--- start Given records ---

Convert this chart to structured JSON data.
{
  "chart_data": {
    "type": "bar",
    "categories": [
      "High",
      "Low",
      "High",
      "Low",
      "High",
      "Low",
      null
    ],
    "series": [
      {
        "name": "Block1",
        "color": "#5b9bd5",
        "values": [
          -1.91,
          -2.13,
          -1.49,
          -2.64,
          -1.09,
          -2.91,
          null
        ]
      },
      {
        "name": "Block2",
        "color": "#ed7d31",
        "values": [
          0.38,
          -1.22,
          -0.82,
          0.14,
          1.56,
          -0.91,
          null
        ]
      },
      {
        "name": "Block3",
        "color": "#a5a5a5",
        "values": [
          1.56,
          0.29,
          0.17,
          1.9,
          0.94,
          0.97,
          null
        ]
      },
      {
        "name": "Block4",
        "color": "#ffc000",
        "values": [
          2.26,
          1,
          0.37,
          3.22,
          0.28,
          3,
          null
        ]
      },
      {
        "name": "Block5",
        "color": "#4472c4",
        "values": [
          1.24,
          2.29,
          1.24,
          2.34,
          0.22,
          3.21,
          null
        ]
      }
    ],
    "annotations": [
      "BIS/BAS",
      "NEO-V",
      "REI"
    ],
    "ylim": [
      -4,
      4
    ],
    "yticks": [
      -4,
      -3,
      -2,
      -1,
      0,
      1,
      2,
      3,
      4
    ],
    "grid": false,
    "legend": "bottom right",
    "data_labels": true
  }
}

--- end Given records ---

» Requirements
Read the entries and pick out all lines that include the word "color".

» Exercise response
        "color": "#5b9bd5",
        "color": "#ed7d31",
        "color": "#a5a5a5",
        "color": "#ffc000",
        "color": "#4472c4",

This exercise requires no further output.